§ Exercise set:
1. Using the Upper Tribunal decision, answer each question below. Mark your answers (a), (b) and (c) to match.
(a) At which venue did the First-tier Tribunal sit?
(b) On what date was the first of the two Secretary of State decisions under appeal made?
(c) In what year did the appellant and his wife separate?
2. Pick up the Upper Tribunal decision on the universal credit appeal after its last sentence, and carry on writing it.

Appeal Nos. UA-2025-001172-USTA

UA-2025-001189-USTA

IN THE UPPER TRIBUNAL
ADMINISTRATIVE APPEALS CHAMBER

Between:

AR

Appellant

- v -

Secretary of State for Work and Pensions

Respondent

Before: Upper Tribunal Judge Wright

Decided on the papers

On appeal from:

Tribunal: First-tier Tribunal (Social Entitlement Chamber)

Tribunal member: Judge J Mack

Tribunal Case Nos: SC944/23/01204 and SC944/25/00010

Tribunal Venue: Stockport

Decision Date: 7 March 2025

DECISION

The decision of the Upper Tribunal is to allow the appeal.

The decisions of the First-tier Tribunal made on 7 March 2025 under case numbers SC944/23/01204 and SC944/25/00010 were made in error of law.

Under section 12(2)(a) and (b)(i) of the Tribunals, Courts and Enforcement Act 2007, those decisions are set and the two appeals are remitted to an entirely differently constituted First-tier Tribunal to be redecided, after an oral hearing, and in accordance with the law set out in this decision.

REASONS FOR DECISION

1.

I am satisfied on the arguments before me that that the First-Tier Tribunal (“FTT”) erred materially in law in the two decisions to which it came on 7 March 2025 and that both decisions should be set aside as a result.

2.

The FTT had before it two appeals made by the appellant. Subject to what is said in paragraph 18 below, the first was against a decision dated 28 November 2023 and the second was an appeal against the Secretary of State’s decision of 19 July 2024. Those decisions had held that the appellant did not have a qualifying right to reside in Great Britain for the purposes of universal credit from, respectively, 25 June 2023 and 19 July 2024.

3.

The appellant had a number of grounds of appeal before the FTT against both decisions of the Secretary of State. One of his grounds was based on him being the spouse of a person (NA); though he was no longer living with and had separated from NA. The appellant argued that he had a right to reside based on NA herself either having a permanent right to reside or her having a right reside as a self-employed person or as someone with retained worker status.

4.

In my judgement the FTT erred in law in failing adequately to explain why it did not accept that the appellant had a right to reside based on NA having retained her worker status.

5.

The FTT dealt with this aspect of the appeal(s) before it at paragraphs 14-16 of its reasons:

“14…..the appellant claims his wife has always been a qualified person, with no break. The evidence of the respondent, however, is that the appellant has failed to demonstrate that his wife has remained qualified. The appellant claims the respondent, under Kerr has not provided evidence reasonably asked for, in particular his wife’s NI records. The couple separated in 2018. I asked the appellant’s representative if the appellant believes he is entitled to this information as to his estranged wife’s records, as this information is her information for the purposes of GDPR. Mr Gilbert [the appellant’s representative] says that the respondent simply assert that she is not a qualified person rather than provide evidence, and says this information should be provided to the tribunal who can decide if this should be disclosed to the appellant.

§ Material provided:
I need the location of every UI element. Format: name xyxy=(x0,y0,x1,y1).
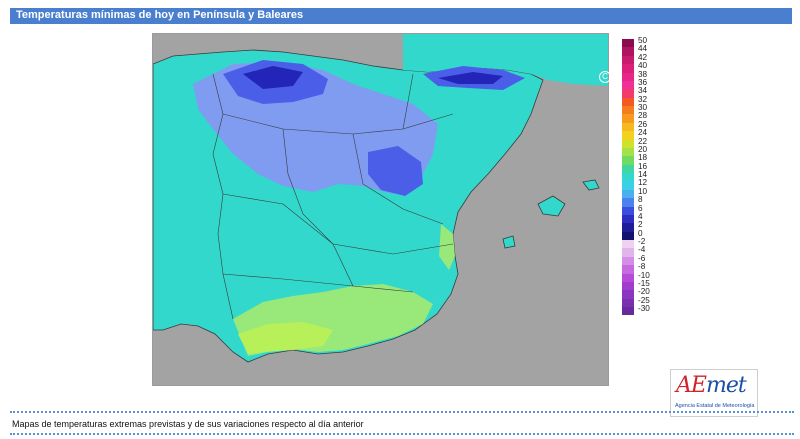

§ Results by task:
1.
(a) Stockport
(b) 28 November 2023
(c) 2018

2.
15.

If I look at the respondent case, it is submitted that, from information they have, the appellants wife left employment with the NHS and stopped working in May 2023. There are 2 sets of appeal papers. There is evidence suggesting she stopped salaried working in May 2023, having left full time, but that she declared going freelance. However, in the second bundle she seemingly had 3 small payments from Salford council in 2024. I was satisfied that the appellant had been given some information from the respondent, and secondly, 3 payments only, I found is insufficient evidence to demonstrate she remained a qualified person. If I revisit Kerr, then, I cannot fail to note and take as relevant the fact that Mr Gilbert informed me that he had not actually asked the respondent for the appellants NI records. To then criticise the respondent for failure to provide such evidence, does not promote the argument.

16.

As for the second ground. The appellant, via his representative, directed the tribunal to what was seen as evidence of the appellant working freelance which it was argued reasonably suggested she was self-employed and as such that the appellant could derive a right to reside from her on this basis. The information submitted by the appellant was meagre and I am satisfied that the appellant failed to demonstrate that he could rely upon his wife’s status in order to be entitled to Universal Credit.”

6.

The FTT approach was therefore, on the face of these paragraphs, that the appellant had not provided sufficient evidence to make out these parts of his grounds of appeal and, in addition, the Secretary of State had done enough (given he had access to NA’s details) to discharge the Kerr [2004] UKHL 23 duty to provide what documents it could.

7.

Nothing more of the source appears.